**YOUR OBJECTIVE**
Sift the listing for lines that hold the string "this" and pull them out.

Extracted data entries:
##########
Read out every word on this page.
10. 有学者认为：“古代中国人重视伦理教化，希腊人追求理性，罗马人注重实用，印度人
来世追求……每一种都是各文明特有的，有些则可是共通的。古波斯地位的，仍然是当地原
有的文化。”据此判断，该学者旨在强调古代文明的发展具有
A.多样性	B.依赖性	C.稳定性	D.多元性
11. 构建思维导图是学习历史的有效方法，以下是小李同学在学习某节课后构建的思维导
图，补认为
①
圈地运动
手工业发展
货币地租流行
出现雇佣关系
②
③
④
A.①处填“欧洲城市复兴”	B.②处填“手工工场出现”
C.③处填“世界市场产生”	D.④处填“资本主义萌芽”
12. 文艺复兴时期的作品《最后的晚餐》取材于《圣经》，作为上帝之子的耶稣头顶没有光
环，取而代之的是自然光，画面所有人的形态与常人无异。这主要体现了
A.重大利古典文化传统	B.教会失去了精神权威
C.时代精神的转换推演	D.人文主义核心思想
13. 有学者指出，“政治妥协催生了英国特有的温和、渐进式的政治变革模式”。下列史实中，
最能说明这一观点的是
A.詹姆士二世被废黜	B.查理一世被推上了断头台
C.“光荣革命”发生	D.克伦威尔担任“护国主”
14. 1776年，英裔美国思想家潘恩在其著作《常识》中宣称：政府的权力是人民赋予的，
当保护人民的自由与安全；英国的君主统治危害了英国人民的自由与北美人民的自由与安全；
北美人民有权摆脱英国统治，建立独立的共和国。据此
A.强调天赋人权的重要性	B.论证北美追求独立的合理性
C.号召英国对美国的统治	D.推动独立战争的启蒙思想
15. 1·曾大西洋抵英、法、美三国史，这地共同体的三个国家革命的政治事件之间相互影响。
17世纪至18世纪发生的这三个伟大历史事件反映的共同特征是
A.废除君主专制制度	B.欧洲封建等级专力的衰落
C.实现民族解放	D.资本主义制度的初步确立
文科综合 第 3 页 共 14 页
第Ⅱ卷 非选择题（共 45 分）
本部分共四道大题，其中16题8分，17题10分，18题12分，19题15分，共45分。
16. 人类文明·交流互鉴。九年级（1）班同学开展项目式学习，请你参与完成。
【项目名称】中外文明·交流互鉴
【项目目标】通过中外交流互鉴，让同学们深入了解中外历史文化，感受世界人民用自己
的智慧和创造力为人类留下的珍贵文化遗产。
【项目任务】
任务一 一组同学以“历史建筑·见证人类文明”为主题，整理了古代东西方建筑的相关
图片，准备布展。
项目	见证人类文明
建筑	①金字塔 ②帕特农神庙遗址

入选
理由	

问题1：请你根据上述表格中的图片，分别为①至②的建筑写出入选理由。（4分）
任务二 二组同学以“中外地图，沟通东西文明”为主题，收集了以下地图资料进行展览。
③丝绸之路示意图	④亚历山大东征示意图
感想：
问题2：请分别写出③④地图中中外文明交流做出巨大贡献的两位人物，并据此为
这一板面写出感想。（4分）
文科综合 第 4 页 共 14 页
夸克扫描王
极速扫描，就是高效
##########
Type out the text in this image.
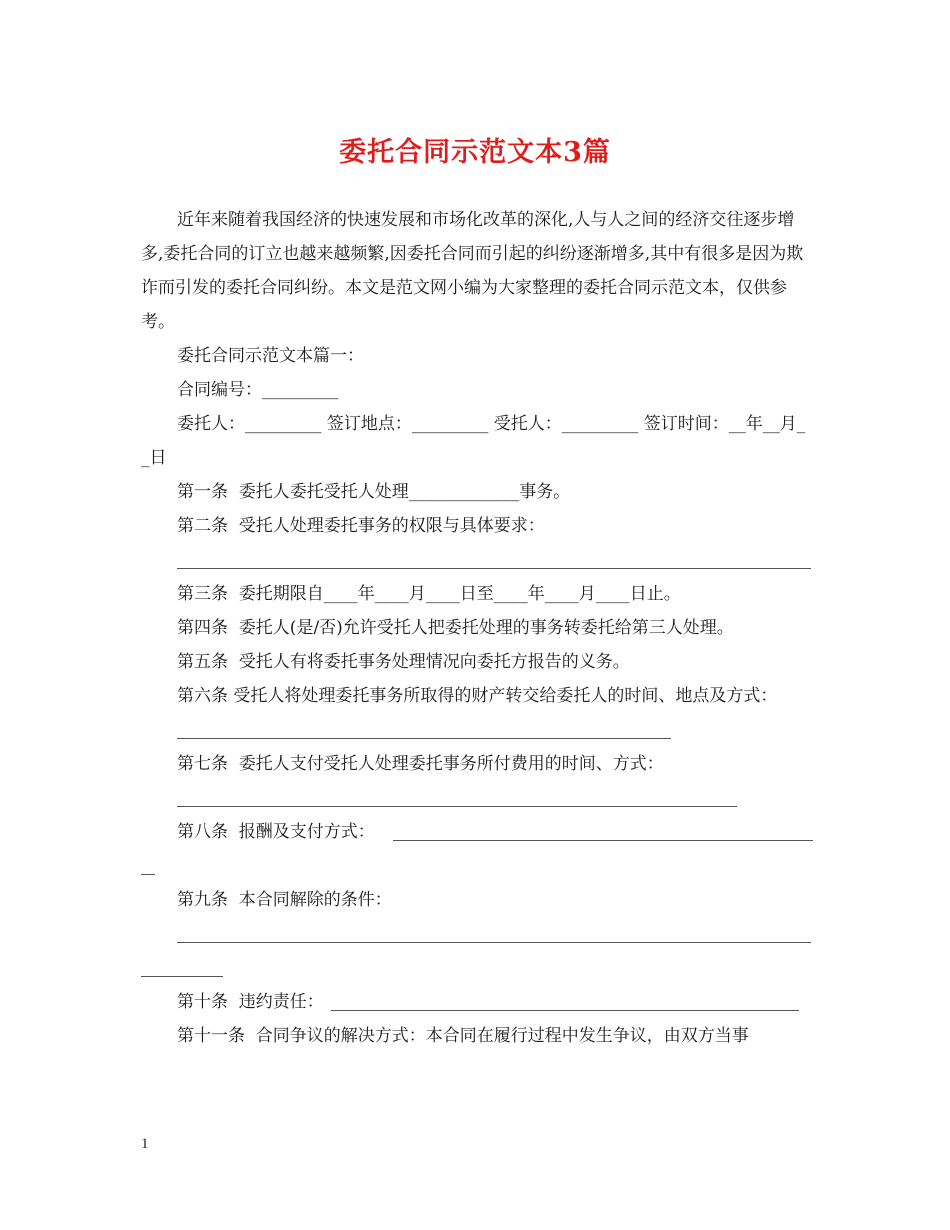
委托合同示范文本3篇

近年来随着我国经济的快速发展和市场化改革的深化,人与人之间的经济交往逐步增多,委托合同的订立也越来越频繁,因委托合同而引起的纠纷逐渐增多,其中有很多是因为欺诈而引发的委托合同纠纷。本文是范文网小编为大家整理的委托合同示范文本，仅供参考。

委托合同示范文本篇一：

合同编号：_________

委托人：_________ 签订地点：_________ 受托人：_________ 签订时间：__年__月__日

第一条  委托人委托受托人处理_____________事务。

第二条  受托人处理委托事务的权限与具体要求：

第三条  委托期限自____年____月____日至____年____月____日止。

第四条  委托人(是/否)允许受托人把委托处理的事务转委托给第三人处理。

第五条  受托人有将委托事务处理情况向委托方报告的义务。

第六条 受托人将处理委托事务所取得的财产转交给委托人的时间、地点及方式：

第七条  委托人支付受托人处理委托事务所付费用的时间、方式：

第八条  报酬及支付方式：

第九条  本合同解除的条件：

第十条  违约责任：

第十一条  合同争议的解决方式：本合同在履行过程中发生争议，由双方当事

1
##########
**EXERCISE SOLUTION**
Read out every word on this page.
Type out the text in this image.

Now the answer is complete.